__REQUIRED TASK__.
Your task is to copy every record exactly.

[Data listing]

------------

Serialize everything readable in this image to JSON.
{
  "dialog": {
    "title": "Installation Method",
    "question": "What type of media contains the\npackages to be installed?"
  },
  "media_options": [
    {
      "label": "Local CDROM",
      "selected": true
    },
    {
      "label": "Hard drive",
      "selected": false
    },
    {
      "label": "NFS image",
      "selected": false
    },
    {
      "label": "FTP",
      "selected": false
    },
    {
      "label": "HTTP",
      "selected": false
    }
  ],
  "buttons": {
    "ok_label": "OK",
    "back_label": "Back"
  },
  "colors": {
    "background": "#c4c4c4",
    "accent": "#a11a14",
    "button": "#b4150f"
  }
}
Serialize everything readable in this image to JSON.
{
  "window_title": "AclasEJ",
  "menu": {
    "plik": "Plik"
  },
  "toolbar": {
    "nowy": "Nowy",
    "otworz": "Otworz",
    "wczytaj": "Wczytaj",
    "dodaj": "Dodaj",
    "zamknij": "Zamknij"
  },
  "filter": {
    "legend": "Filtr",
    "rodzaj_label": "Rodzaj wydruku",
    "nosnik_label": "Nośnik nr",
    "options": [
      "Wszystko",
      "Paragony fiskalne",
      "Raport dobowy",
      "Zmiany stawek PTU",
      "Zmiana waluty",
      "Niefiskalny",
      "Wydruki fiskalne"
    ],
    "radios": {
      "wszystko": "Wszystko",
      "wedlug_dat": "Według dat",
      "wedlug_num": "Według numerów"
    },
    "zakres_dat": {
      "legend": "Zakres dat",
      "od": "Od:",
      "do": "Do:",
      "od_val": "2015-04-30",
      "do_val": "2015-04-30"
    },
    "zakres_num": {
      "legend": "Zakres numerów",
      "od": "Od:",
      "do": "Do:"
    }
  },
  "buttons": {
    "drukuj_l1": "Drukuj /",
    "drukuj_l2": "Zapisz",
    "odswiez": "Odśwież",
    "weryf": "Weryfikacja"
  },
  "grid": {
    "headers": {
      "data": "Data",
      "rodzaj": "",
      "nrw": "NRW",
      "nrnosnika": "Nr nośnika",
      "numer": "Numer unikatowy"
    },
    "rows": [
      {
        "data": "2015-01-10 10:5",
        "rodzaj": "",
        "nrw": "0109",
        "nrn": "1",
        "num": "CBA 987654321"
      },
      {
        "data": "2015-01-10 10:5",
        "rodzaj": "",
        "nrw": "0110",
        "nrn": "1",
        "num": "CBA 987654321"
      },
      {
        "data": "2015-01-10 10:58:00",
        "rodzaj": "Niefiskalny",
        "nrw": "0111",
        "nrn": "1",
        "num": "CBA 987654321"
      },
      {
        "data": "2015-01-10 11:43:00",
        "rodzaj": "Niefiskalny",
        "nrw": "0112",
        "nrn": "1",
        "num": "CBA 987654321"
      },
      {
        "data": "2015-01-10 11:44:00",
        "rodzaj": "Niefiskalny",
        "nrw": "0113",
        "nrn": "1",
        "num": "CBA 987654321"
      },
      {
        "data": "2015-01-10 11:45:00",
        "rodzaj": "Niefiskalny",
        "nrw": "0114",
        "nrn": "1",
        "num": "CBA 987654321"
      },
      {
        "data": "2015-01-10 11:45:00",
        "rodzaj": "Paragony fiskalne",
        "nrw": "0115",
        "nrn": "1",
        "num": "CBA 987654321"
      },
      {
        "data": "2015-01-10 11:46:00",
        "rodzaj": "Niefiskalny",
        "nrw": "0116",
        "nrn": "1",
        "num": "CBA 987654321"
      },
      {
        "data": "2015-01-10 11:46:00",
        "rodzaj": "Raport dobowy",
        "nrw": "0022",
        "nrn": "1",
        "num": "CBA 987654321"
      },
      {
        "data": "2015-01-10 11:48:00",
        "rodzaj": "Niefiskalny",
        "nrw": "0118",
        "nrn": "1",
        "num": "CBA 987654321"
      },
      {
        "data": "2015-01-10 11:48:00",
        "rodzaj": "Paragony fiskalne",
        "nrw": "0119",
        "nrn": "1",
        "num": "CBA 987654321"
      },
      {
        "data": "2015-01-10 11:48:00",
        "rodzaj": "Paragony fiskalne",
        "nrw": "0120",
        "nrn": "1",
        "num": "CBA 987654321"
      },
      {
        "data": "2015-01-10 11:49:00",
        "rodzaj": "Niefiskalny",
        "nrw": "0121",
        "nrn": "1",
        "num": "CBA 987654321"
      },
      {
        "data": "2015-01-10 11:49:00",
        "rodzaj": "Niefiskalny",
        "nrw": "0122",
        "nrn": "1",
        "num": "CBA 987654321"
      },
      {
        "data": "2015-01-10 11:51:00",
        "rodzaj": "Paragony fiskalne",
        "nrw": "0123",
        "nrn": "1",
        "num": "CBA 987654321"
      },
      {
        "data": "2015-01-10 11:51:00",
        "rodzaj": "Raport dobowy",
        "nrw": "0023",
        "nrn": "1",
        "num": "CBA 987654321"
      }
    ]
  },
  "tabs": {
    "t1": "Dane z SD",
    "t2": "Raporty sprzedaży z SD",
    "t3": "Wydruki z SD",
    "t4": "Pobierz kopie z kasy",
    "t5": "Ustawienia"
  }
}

------------

__OUTPUT FOR THIS EXERCISE__.
Serialize everything readable in this image to JSON.
{
  "dialog": {
    "title": "Installation Method",
    "question": "What type of media contains the\npackages to be installed?"
  },
  "media_options": [
    {
      "label": "Local CDROM",
      "selected": true
    },
    {
      "label": "Hard drive",
      "selected": false
    },
    {
      "label": "NFS image",
      "selected": false
    },
    {
      "label": "FTP",
      "selected": false
    },
    {
      "label": "HTTP",
      "selected": false
    }
  ],
  "buttons": {
    "ok_label": "OK",
    "back_label": "Back"
  },
  "colors": {
    "background": "#c4c4c4",
    "accent": "#a11a14",
    "button": "#b4150f"
  }
}
Serialize everything readable in this image to JSON.
{
  "window_title": "AclasEJ",
  "menu": {
    "plik": "Plik"
  },
  "toolbar": {
    "nowy": "Nowy",
    "otworz": "Otworz",
    "wczytaj": "Wczytaj",
    "dodaj": "Dodaj",
    "zamknij": "Zamknij"
  },
  "filter": {
    "legend": "Filtr",
    "rodzaj_label": "Rodzaj wydruku",
    "nosnik_label": "Nośnik nr",
    "options": [
      "Wszystko",
      "Paragony fiskalne",
      "Raport dobowy",
      "Zmiany stawek PTU",
      "Zmiana waluty",
      "Niefiskalny",
      "Wydruki fiskalne"
    ],
    "radios": {
      "wszystko": "Wszystko",
      "wedlug_dat": "Według dat",
      "wedlug_num": "Według numerów"
    },
    "zakres_dat": {
      "legend": "Zakres dat",
      "od": "Od:",
      "do": "Do:",
      "od_val": "2015-04-30",
      "do_val": "2015-04-30"
    },
    "zakres_num": {
      "legend": "Zakres numerów",
      "od": "Od:",
      "do": "Do:"
    }
  },
  "buttons": {
    "drukuj_l1": "Drukuj /",
    "drukuj_l2": "Zapisz",
    "odswiez": "Odśwież",
    "weryf": "Weryfikacja"
  },
  "grid": {
    "headers": {
      "data": "Data",
      "rodzaj": "",
      "nrw": "NRW",
      "nrnosnika": "Nr nośnika",
      "numer": "Numer unikatowy"
    },
    "rows": [
      {
        "data": "2015-01-10 10:5",
        "rodzaj": "",
        "nrw": "0109",
        "nrn": "1",
        "num": "CBA 987654321"
      },
      {
        "data": "2015-01-10 10:5",
        "rodzaj": "",
        "nrw": "0110",
        "nrn": "1",
        "num": "CBA 987654321"
      },
      {
        "data": "2015-01-10 10:58:00",
        "rodzaj": "Niefiskalny",
        "nrw": "0111",
        "nrn": "1",
        "num": "CBA 987654321"
      },
      {
        "data": "2015-01-10 11:43:00",
        "rodzaj": "Niefiskalny",
        "nrw": "0112",
        "nrn": "1",
        "num": "CBA 987654321"
      },
      {
        "data": "2015-01-10 11:44:00",
        "rodzaj": "Niefiskalny",
        "nrw": "0113",
        "nrn": "1",
        "num": "CBA 987654321"
      },
      {
        "data": "2015-01-10 11:45:00",
        "rodzaj": "Niefiskalny",
        "nrw": "0114",
        "nrn": "1",
        "num": "CBA 987654321"
      },
      {
        "data": "2015-01-10 11:45:00",
        "rodzaj": "Paragony fiskalne",
        "nrw": "0115",
        "nrn": "1",
        "num": "CBA 987654321"
      },
      {
        "data": "2015-01-10 11:46:00",
        "rodzaj": "Niefiskalny",
        "nrw": "0116",
        "nrn": "1",
        "num": "CBA 987654321"
      },
      {
        "data": "2015-01-10 11:46:00",
        "rodzaj": "Raport dobowy",
        "nrw": "0022",
        "nrn": "1",
        "num": "CBA 987654321"
      },
      {
        "data": "2015-01-10 11:48:00",
        "rodzaj": "Niefiskalny",
        "nrw": "0118",
        "nrn": "1",
        "num": "CBA 987654321"
      },
      {
        "data": "2015-01-10 11:48:00",
        "rodzaj": "Paragony fiskalne",
        "nrw": "0119",
        "nrn": "1",
        "num": "CBA 987654321"
      },
      {
        "data": "2015-01-10 11:48:00",
        "rodzaj": "Paragony fiskalne",
        "nrw": "0120",
        "nrn": "1",
        "num": "CBA 987654321"
      },
      {
        "data": "2015-01-10 11:49:00",
        "rodzaj": "Niefiskalny",
        "nrw": "0121",
        "nrn": "1",
        "num": "CBA 987654321"
      },
      {
        "data": "2015-01-10 11:49:00",
        "rodzaj": "Niefiskalny",
        "nrw": "0122",
        "nrn": "1",
        "num": "CBA 987654321"
      },
      {
        "data": "2015-01-10 11:51:00",
        "rodzaj": "Paragony fiskalne",
        "nrw": "0123",
        "nrn": "1",
        "num": "CBA 987654321"
      },
      {
        "data": "2015-01-10 11:51:00",
        "rodzaj": "Raport dobowy",
        "nrw": "0023",
        "nrn": "1",
        "num": "CBA 987654321"
      }
    ]
  },
  "tabs": {
    "t1": "Dane z SD",
    "t2": "Raporty sprzedaży z SD",
    "t3": "Wydruki z SD",
    "t4": "Pobierz kopie z kasy",
    "t5": "Ustawienia"
  }
}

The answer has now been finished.